FRAGMENTO DEL DOCUMENTO:
--------------------
Hace justo ahora once años que publiqué en la añorada revista EL SIGLO un artículo con este título (incluido en mi libro “Misceláneas Jurídicas”), y su resumen se refería a la nefasta utilización que el Tribunal Constitucional (TC) de entonces hacía de la modificación instituida por la Ley Orgánica 6/2007, que habilitaba a inadmitir (a modo de manu militari) los recursos de amparo que el Tribunal considerara que el tema a él sometido no tenía “trascendencia constitucional”, y concluía mi colaboración diciendo que los ciudadanos se encontraban indefensos ante el TC por la indebida utilización que se hacía de la facultad expuesta, y buena prueba de ello era que en el año 2013 el 95,52 % de los recursos de amparo se habían inadmitido mediante una simple providencia. ¿Y cuáles son los datos más recientes al respecto?
--------------------
DATOS PROPORCIONADOS:
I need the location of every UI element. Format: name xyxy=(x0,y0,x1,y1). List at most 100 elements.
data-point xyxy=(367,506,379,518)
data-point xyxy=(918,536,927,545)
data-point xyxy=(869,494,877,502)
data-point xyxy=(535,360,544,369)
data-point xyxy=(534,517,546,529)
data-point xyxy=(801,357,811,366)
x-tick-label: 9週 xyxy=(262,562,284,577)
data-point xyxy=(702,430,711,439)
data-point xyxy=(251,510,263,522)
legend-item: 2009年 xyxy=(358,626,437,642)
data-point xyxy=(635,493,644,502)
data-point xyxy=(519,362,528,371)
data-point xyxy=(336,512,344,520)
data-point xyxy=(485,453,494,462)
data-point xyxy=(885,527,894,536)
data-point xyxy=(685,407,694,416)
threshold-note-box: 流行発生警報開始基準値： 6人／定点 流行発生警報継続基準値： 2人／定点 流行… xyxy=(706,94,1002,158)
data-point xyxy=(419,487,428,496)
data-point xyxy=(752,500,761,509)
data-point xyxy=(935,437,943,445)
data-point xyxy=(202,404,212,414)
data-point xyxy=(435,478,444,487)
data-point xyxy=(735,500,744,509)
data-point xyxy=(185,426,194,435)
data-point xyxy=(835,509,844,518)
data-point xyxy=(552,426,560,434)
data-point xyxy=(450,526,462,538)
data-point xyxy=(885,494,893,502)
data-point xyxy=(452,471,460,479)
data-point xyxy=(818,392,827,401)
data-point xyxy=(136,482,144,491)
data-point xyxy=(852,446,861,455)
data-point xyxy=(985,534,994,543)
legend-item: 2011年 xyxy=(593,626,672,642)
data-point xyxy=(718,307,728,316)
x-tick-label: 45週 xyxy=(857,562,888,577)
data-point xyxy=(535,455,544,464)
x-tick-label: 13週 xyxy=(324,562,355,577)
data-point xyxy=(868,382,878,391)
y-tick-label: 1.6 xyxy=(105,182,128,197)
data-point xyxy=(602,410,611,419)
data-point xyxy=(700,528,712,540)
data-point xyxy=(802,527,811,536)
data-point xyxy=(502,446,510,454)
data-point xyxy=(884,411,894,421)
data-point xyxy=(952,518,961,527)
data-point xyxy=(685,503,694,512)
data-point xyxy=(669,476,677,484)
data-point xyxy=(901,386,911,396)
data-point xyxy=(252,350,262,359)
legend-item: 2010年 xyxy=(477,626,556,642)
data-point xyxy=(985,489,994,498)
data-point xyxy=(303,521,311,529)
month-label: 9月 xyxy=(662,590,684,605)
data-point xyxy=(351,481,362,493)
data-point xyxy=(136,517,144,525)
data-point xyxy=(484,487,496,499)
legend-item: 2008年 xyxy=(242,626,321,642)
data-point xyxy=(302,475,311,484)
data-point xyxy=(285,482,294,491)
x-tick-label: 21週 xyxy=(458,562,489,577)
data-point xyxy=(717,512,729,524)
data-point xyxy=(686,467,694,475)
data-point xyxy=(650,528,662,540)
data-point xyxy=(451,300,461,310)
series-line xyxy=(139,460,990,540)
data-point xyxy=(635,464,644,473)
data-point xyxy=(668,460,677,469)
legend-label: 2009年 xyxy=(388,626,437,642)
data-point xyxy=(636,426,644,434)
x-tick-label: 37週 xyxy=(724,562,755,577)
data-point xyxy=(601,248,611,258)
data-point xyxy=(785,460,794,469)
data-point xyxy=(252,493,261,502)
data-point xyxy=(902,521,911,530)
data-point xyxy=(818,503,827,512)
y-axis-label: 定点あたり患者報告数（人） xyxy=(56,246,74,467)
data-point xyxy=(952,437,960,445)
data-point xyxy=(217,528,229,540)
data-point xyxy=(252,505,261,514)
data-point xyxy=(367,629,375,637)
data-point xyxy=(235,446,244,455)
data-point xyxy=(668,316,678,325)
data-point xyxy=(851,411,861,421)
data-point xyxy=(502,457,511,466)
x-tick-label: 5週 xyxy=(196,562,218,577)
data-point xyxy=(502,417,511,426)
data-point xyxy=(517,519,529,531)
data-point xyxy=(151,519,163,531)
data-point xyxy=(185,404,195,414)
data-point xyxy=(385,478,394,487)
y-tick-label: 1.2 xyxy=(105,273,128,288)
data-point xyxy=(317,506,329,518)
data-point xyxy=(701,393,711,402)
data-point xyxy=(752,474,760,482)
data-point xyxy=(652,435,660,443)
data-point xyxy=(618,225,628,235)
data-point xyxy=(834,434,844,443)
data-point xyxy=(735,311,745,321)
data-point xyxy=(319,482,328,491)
--------------------
ACTIVIDAD:
Reproduzca textualmente el tramo del fragmento sobre los recursos de amparo que va desde "Hace justo ahora" hasta "recientes al respecto?".

RESULTADO DEL EJERCICIO:
Hace justo ahora once años que publiqué en la añorada revista EL SIGLO un artículo con este título (incluido en mi libro “Misceláneas Jurídicas”), y su resumen se refería a la nefasta utilización que el Tribunal Constitucional (TC) de entonces hacía de la modificación instituida por la Ley Orgánica 6/2007, que habilitaba a inadmitir (a modo de manu militari) los recursos de amparo que el Tribunal considerara que el tema a él sometido no tenía “trascendencia constitucional”, y concluía mi colaboración diciendo que los ciudadanos se encontraban indefensos ante el TC por la indebida utilización que se hacía de la facultad expuesta, y buena prueba de ello era que en el año 2013 el 95,52 % de los recursos de amparo se habían inadmitido mediante una simple providencia. ¿Y cuáles son los datos más recientes al respecto?